* **GIVEN REQUEST**:
Transcribe all of the material exactly. Any picture in it should be left out.

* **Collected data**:

__________

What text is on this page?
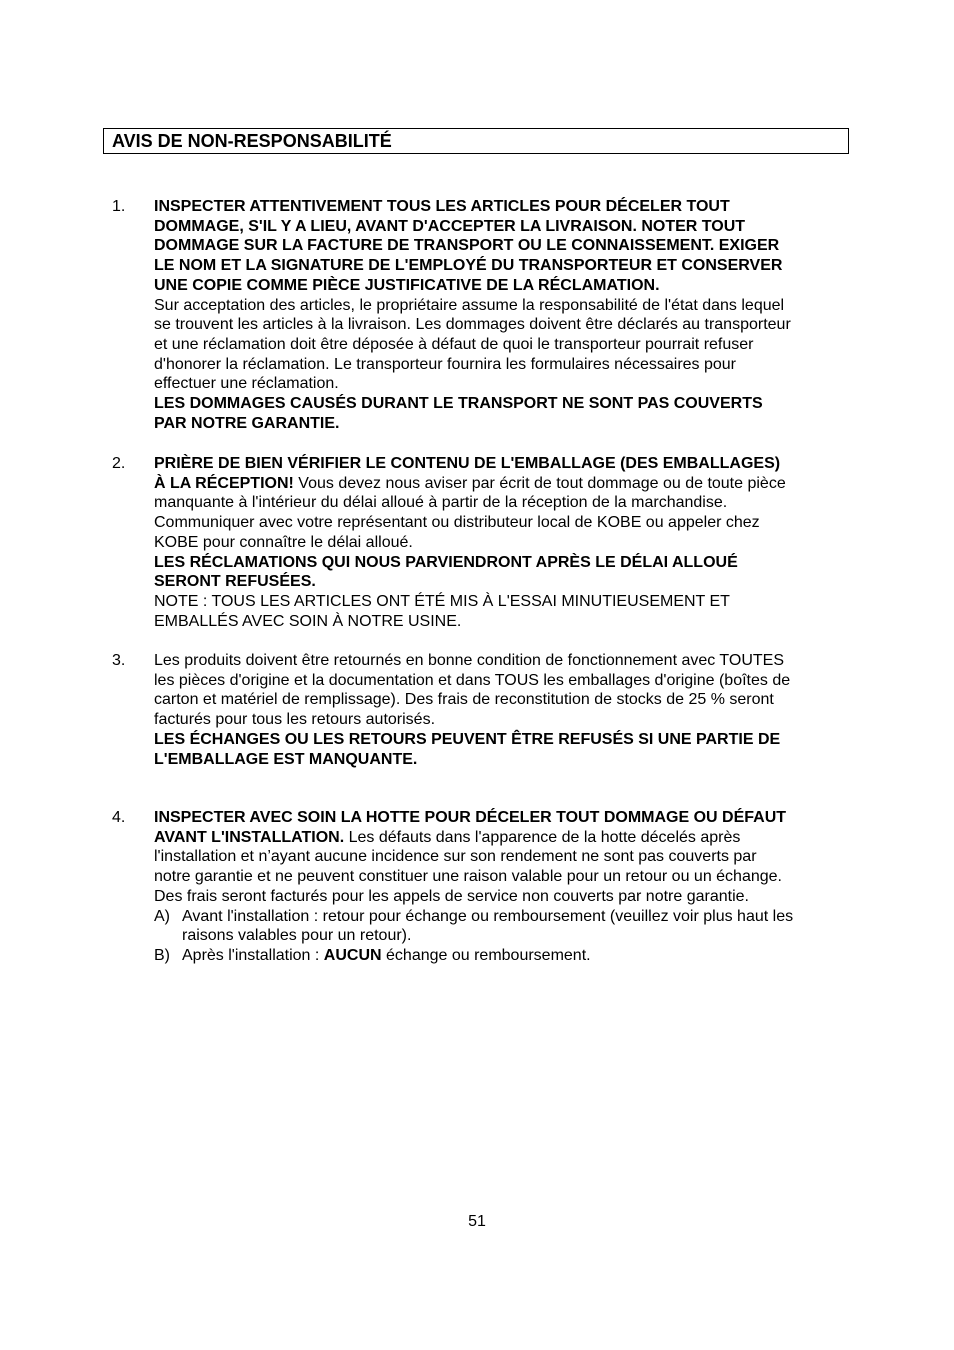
AVIS DE NON-RESPONSABILITÉ
1. INSPECTER ATTENTIVEMENT TOUS LES ARTICLES POUR DÉCELER TOUT
DOMMAGE, S'IL Y A LIEU, AVANT D'ACCEPTER LA LIVRAISON. NOTER TOUT
DOMMAGE SUR LA FACTURE DE TRANSPORT OU LE CONNAISSEMENT. EXIGER
LE NOM ET LA SIGNATURE DE L'EMPLOYÉ DU TRANSPORTEUR ET CONSERVER
UNE COPIE COMME PIÈCE JUSTIFICATIVE DE LA RÉCLAMATION.
Sur acceptation des articles, le propriétaire assume la responsabilité de l'état dans lequel
se trouvent les articles à la livraison. Les dommages doivent être déclarés au transporteur
et une réclamation doit être déposée à défaut de quoi le transporteur pourrait refuser
d'honorer la réclamation. Le transporteur fournira les formulaires nécessaires pour
effectuer une réclamation.
LES DOMMAGES CAUSÉS DURANT LE TRANSPORT NE SONT PAS COUVERTS
PAR NOTRE GARANTIE.
2. PRIÈRE DE BIEN VÉRIFIER LE CONTENU DE L'EMBALLAGE (DES EMBALLAGES)
À LA RÉCEPTION! Vous devez nous aviser par écrit de tout dommage ou de toute pièce
manquante à l'intérieur du délai alloué à partir de la réception de la marchandise.
Communiquer avec votre représentant ou distributeur local de KOBE ou appeler chez
KOBE pour connaître le délai alloué.
LES RÉCLAMATIONS QUI NOUS PARVIENDRONT APRÈS LE DÉLAI ALLOUÉ
SERONT REFUSÉES.
NOTE : TOUS LES ARTICLES ONT ÉTÉ MIS À L'ESSAI MINUTIEUSEMENT ET
EMBALLÉS AVEC SOIN À NOTRE USINE.
3. Les produits doivent être retournés en bonne condition de fonctionnement avec TOUTES
les pièces d'origine et la documentation et dans TOUS les emballages d'origine (boîtes de
carton et matériel de remplissage). Des frais de reconstitution de stocks de 25 % seront
facturés pour tous les retours autorisés.
LES ÉCHANGES OU LES RETOURS PEUVENT ÊTRE REFUSÉS SI UNE PARTIE DE
L'EMBALLAGE EST MANQUANTE.
4. INSPECTER AVEC SOIN LA HOTTE POUR DÉCELER TOUT DOMMAGE OU DÉFAUT
AVANT L'INSTALLATION. Les défauts dans l'apparence de la hotte décelés après
l'installation et n’ayant aucune incidence sur son rendement ne sont pas couverts par
notre garantie et ne peuvent constituer une raison valable pour un retour ou un échange.
Des frais seront facturés pour les appels de service non couverts par notre garantie.
A) Avant l'installation : retour pour échange ou remboursement (veuillez voir plus haut les
raisons valables pour un retour).
B) Après l'installation : AUCUN échange ou remboursement.
51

__________

* **WRITTEN SOLUTION**:
What text is on this page?
AVIS DE NON-RESPONSABILITÉ
1. INSPECTER ATTENTIVEMENT TOUS LES ARTICLES POUR DÉCELER TOUT
DOMMAGE, S'IL Y A LIEU, AVANT D'ACCEPTER LA LIVRAISON. NOTER TOUT
DOMMAGE SUR LA FACTURE DE TRANSPORT OU LE CONNAISSEMENT. EXIGER
LE NOM ET LA SIGNATURE DE L'EMPLOYÉ DU TRANSPORTEUR ET CONSERVER
UNE COPIE COMME PIÈCE JUSTIFICATIVE DE LA RÉCLAMATION.
Sur acceptation des articles, le propriétaire assume la responsabilité de l'état dans lequel
se trouvent les articles à la livraison. Les dommages doivent être déclarés au transporteur
et une réclamation doit être déposée à défaut de quoi le transporteur pourrait refuser
d'honorer la réclamation. Le transporteur fournira les formulaires nécessaires pour
effectuer une réclamation.
LES DOMMAGES CAUSÉS DURANT LE TRANSPORT NE SONT PAS COUVERTS
PAR NOTRE GARANTIE.
2. PRIÈRE DE BIEN VÉRIFIER LE CONTENU DE L'EMBALLAGE (DES EMBALLAGES)
À LA RÉCEPTION! Vous devez nous aviser par écrit de tout dommage ou de toute pièce
manquante à l'intérieur du délai alloué à partir de la réception de la marchandise.
Communiquer avec votre représentant ou distributeur local de KOBE ou appeler chez
KOBE pour connaître le délai alloué.
LES RÉCLAMATIONS QUI NOUS PARVIENDRONT APRÈS LE DÉLAI ALLOUÉ
SERONT REFUSÉES.
NOTE : TOUS LES ARTICLES ONT ÉTÉ MIS À L'ESSAI MINUTIEUSEMENT ET
EMBALLÉS AVEC SOIN À NOTRE USINE.
3. Les produits doivent être retournés en bonne condition de fonctionnement avec TOUTES
les pièces d'origine et la documentation et dans TOUS les emballages d'origine (boîtes de
carton et matériel de remplissage). Des frais de reconstitution de stocks de 25 % seront
facturés pour tous les retours autorisés.
LES ÉCHANGES OU LES RETOURS PEUVENT ÊTRE REFUSÉS SI UNE PARTIE DE
L'EMBALLAGE EST MANQUANTE.
4. INSPECTER AVEC SOIN LA HOTTE POUR DÉCELER TOUT DOMMAGE OU DÉFAUT
AVANT L'INSTALLATION. Les défauts dans l'apparence de la hotte décelés après
l'installation et n’ayant aucune incidence sur son rendement ne sont pas couverts par
notre garantie et ne peuvent constituer une raison valable pour un retour ou un échange.
Des frais seront facturés pour les appels de service non couverts par notre garantie.
A) Avant l'installation : retour pour échange ou remboursement (veuillez voir plus haut les
raisons valables pour un retour).
B) Après l'installation : AUCUN échange ou remboursement.
51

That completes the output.